— WHAT THE TASK REQUIRES —
Extract the full set of records, then give each one again exactly.

— RECORDS FOR THE EXERCISE —

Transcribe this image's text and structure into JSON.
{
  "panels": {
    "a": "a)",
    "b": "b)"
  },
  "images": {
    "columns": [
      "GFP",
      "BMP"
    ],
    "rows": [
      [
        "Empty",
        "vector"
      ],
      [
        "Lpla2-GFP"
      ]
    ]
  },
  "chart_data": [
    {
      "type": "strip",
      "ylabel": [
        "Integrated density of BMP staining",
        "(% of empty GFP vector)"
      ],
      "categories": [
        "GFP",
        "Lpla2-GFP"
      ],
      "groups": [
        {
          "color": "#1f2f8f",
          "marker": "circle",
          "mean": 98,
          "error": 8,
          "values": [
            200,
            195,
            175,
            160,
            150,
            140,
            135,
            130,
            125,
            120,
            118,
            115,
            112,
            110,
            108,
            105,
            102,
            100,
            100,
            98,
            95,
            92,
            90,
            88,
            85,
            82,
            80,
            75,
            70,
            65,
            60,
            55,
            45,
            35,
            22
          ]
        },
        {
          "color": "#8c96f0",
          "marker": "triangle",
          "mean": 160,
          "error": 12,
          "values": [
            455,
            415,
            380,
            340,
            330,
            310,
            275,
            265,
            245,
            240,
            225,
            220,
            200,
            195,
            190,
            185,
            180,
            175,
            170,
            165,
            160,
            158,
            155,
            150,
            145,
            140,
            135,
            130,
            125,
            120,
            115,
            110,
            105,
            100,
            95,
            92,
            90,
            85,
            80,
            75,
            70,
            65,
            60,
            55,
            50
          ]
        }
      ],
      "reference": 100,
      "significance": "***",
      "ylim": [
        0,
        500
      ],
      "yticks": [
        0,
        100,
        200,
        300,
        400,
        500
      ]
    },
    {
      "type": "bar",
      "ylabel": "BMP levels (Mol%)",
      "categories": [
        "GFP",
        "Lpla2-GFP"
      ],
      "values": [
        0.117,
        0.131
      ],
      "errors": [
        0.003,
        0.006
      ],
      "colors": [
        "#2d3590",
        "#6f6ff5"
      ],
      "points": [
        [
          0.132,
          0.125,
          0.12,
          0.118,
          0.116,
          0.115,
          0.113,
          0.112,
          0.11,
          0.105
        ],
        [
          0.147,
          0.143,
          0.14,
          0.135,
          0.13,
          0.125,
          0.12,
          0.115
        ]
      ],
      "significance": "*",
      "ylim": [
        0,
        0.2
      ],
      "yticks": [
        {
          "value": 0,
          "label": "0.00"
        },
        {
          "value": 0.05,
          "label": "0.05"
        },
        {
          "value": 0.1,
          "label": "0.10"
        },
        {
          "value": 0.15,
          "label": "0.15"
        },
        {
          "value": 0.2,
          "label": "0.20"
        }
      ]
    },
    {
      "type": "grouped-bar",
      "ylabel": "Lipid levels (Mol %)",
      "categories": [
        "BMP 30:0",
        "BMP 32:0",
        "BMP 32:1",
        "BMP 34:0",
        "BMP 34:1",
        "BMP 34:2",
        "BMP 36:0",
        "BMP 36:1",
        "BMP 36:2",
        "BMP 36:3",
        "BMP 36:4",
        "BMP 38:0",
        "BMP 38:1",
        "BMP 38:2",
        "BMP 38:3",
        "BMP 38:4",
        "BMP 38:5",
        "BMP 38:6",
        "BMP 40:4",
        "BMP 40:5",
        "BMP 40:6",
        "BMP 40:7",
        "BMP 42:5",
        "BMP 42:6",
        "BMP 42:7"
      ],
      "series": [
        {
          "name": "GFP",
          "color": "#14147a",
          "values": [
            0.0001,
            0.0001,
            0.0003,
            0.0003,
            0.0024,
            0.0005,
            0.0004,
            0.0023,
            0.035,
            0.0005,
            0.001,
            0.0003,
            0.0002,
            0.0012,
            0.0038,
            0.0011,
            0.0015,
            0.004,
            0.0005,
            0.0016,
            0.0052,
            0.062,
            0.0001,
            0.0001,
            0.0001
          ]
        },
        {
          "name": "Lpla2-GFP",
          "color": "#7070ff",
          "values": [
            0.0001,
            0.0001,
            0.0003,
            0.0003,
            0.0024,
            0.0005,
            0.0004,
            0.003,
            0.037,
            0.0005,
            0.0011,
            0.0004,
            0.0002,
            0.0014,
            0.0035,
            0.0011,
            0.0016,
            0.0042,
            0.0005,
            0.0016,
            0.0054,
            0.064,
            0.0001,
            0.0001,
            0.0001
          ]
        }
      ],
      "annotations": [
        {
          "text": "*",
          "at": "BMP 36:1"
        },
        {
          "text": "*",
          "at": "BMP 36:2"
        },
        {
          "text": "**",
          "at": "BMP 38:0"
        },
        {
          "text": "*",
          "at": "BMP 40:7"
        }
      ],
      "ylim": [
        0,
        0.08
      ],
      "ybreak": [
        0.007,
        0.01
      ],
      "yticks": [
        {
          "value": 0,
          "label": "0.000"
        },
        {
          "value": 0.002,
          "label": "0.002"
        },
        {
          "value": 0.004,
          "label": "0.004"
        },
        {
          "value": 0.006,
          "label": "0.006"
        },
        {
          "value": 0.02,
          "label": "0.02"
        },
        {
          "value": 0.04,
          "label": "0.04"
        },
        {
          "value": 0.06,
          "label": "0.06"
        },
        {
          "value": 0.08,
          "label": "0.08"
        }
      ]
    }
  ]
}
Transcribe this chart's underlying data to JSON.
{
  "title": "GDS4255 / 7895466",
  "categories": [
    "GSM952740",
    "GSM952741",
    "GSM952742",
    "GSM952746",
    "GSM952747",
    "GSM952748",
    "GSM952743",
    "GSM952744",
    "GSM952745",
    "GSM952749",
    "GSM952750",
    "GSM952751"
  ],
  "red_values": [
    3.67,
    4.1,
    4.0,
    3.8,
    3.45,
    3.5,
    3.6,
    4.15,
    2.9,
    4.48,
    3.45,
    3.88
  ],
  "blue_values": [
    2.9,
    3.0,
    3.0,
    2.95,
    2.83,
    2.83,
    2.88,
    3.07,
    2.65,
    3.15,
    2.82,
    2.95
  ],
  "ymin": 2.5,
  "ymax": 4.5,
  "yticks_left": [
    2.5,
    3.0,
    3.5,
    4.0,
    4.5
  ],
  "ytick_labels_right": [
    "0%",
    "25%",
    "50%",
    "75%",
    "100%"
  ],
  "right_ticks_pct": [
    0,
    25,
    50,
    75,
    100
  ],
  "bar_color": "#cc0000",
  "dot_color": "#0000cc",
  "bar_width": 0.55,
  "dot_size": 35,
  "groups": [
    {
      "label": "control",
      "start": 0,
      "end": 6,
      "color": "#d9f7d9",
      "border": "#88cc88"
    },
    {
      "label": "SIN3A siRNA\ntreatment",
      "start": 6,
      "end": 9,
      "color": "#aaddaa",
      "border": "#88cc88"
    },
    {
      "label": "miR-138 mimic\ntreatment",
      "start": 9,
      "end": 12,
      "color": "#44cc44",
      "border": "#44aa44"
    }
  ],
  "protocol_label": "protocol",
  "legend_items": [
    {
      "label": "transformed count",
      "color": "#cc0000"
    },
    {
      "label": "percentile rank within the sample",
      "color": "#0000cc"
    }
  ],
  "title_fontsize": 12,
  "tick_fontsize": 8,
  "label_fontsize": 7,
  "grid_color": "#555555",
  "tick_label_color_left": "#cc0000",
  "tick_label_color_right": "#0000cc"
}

— THE SOLUTION —
Transcribe this image's text and structure into JSON.
{
  "panels": {
    "a": "a)",
    "b": "b)"
  },
  "images": {
    "columns": [
      "GFP",
      "BMP"
    ],
    "rows": [
      [
        "Empty",
        "vector"
      ],
      [
        "Lpla2-GFP"
      ]
    ]
  },
  "chart_data": [
    {
      "type": "strip",
      "ylabel": [
        "Integrated density of BMP staining",
        "(% of empty GFP vector)"
      ],
      "categories": [
        "GFP",
        "Lpla2-GFP"
      ],
      "groups": [
        {
          "color": "#1f2f8f",
          "marker": "circle",
          "mean": 98,
          "error": 8,
          "values": [
            200,
            195,
            175,
            160,
            150,
            140,
            135,
            130,
            125,
            120,
            118,
            115,
            112,
            110,
            108,
            105,
            102,
            100,
            100,
            98,
            95,
            92,
            90,
            88,
            85,
            82,
            80,
            75,
            70,
            65,
            60,
            55,
            45,
            35,
            22
          ]
        },
        {
          "color": "#8c96f0",
          "marker": "triangle",
          "mean": 160,
          "error": 12,
          "values": [
            455,
            415,
            380,
            340,
            330,
            310,
            275,
            265,
            245,
            240,
            225,
            220,
            200,
            195,
            190,
            185,
            180,
            175,
            170,
            165,
            160,
            158,
            155,
            150,
            145,
            140,
            135,
            130,
            125,
            120,
            115,
            110,
            105,
            100,
            95,
            92,
            90,
            85,
            80,
            75,
            70,
            65,
            60,
            55,
            50
          ]
        }
      ],
      "reference": 100,
      "significance": "***",
      "ylim": [
        0,
        500
      ],
      "yticks": [
        0,
        100,
        200,
        300,
        400,
        500
      ]
    },
    {
      "type": "bar",
      "ylabel": "BMP levels (Mol%)",
      "categories": [
        "GFP",
        "Lpla2-GFP"
      ],
      "values": [
        0.117,
        0.131
      ],
      "errors": [
        0.003,
        0.006
      ],
      "colors": [
        "#2d3590",
        "#6f6ff5"
      ],
      "points": [
        [
          0.132,
          0.125,
          0.12,
          0.118,
          0.116,
          0.115,
          0.113,
          0.112,
          0.11,
          0.105
        ],
        [
          0.147,
          0.143,
          0.14,
          0.135,
          0.13,
          0.125,
          0.12,
          0.115
        ]
      ],
      "significance": "*",
      "ylim": [
        0,
        0.2
      ],
      "yticks": [
        {
          "value": 0,
          "label": "0.00"
        },
        {
          "value": 0.05,
          "label": "0.05"
        },
        {
          "value": 0.1,
          "label": "0.10"
        },
        {
          "value": 0.15,
          "label": "0.15"
        },
        {
          "value": 0.2,
          "label": "0.20"
        }
      ]
    },
    {
      "type": "grouped-bar",
      "ylabel": "Lipid levels (Mol %)",
      "categories": [
        "BMP 30:0",
        "BMP 32:0",
        "BMP 32:1",
        "BMP 34:0",
        "BMP 34:1",
        "BMP 34:2",
        "BMP 36:0",
        "BMP 36:1",
        "BMP 36:2",
        "BMP 36:3",
        "BMP 36:4",
        "BMP 38:0",
        "BMP 38:1",
        "BMP 38:2",
        "BMP 38:3",
        "BMP 38:4",
        "BMP 38:5",
        "BMP 38:6",
        "BMP 40:4",
        "BMP 40:5",
        "BMP 40:6",
        "BMP 40:7",
        "BMP 42:5",
        "BMP 42:6",
        "BMP 42:7"
      ],
      "series": [
        {
          "name": "GFP",
          "color": "#14147a",
          "values": [
            0.0001,
            0.0001,
            0.0003,
            0.0003,
            0.0024,
            0.0005,
            0.0004,
            0.0023,
            0.035,
            0.0005,
            0.001,
            0.0003,
            0.0002,
            0.0012,
            0.0038,
            0.0011,
            0.0015,
            0.004,
            0.0005,
            0.0016,
            0.0052,
            0.062,
            0.0001,
            0.0001,
            0.0001
          ]
        },
        {
          "name": "Lpla2-GFP",
          "color": "#7070ff",
          "values": [
            0.0001,
            0.0001,
            0.0003,
            0.0003,
            0.0024,
            0.0005,
            0.0004,
            0.003,
            0.037,
            0.0005,
            0.0011,
            0.0004,
            0.0002,
            0.0014,
            0.0035,
            0.0011,
            0.0016,
            0.0042,
            0.0005,
            0.0016,
            0.0054,
            0.064,
            0.0001,
            0.0001,
            0.0001
          ]
        }
      ],
      "annotations": [
        {
          "text": "*",
          "at": "BMP 36:1"
        },
        {
          "text": "*",
          "at": "BMP 36:2"
        },
        {
          "text": "**",
          "at": "BMP 38:0"
        },
        {
          "text": "*",
          "at": "BMP 40:7"
        }
      ],
      "ylim": [
        0,
        0.08
      ],
      "ybreak": [
        0.007,
        0.01
      ],
      "yticks": [
        {
          "value": 0,
          "label": "0.000"
        },
        {
          "value": 0.002,
          "label": "0.002"
        },
        {
          "value": 0.004,
          "label": "0.004"
        },
        {
          "value": 0.006,
          "label": "0.006"
        },
        {
          "value": 0.02,
          "label": "0.02"
        },
        {
          "value": 0.04,
          "label": "0.04"
        },
        {
          "value": 0.06,
          "label": "0.06"
        },
        {
          "value": 0.08,
          "label": "0.08"
        }
      ]
    }
  ]
}
Transcribe this chart's underlying data to JSON.
{
  "title": "GDS4255 / 7895466",
  "categories": [
    "GSM952740",
    "GSM952741",
    "GSM952742",
    "GSM952746",
    "GSM952747",
    "GSM952748",
    "GSM952743",
    "GSM952744",
    "GSM952745",
    "GSM952749",
    "GSM952750",
    "GSM952751"
  ],
  "red_values": [
    3.67,
    4.1,
    4.0,
    3.8,
    3.45,
    3.5,
    3.6,
    4.15,
    2.9,
    4.48,
    3.45,
    3.88
  ],
  "blue_values": [
    2.9,
    3.0,
    3.0,
    2.95,
    2.83,
    2.83,
    2.88,
    3.07,
    2.65,
    3.15,
    2.82,
    2.95
  ],
  "ymin": 2.5,
  "ymax": 4.5,
  "yticks_left": [
    2.5,
    3.0,
    3.5,
    4.0,
    4.5
  ],
  "ytick_labels_right": [
    "0%",
    "25%",
    "50%",
    "75%",
    "100%"
  ],
  "right_ticks_pct": [
    0,
    25,
    50,
    75,
    100
  ],
  "bar_color": "#cc0000",
  "dot_color": "#0000cc",
  "bar_width": 0.55,
  "dot_size": 35,
  "groups": [
    {
      "label": "control",
      "start": 0,
      "end": 6,
      "color": "#d9f7d9",
      "border": "#88cc88"
    },
    {
      "label": "SIN3A siRNA\ntreatment",
      "start": 6,
      "end": 9,
      "color": "#aaddaa",
      "border": "#88cc88"
    },
    {
      "label": "miR-138 mimic\ntreatment",
      "start": 9,
      "end": 12,
      "color": "#44cc44",
      "border": "#44aa44"
    }
  ],
  "protocol_label": "protocol",
  "legend_items": [
    {
      "label": "transformed count",
      "color": "#cc0000"
    },
    {
      "label": "percentile rank within the sample",
      "color": "#0000cc"
    }
  ],
  "title_fontsize": 12,
  "tick_fontsize": 8,
  "label_fontsize": 7,
  "grid_color": "#555555",
  "tick_label_color_left": "#cc0000",
  "tick_label_color_right": "#0000cc"
}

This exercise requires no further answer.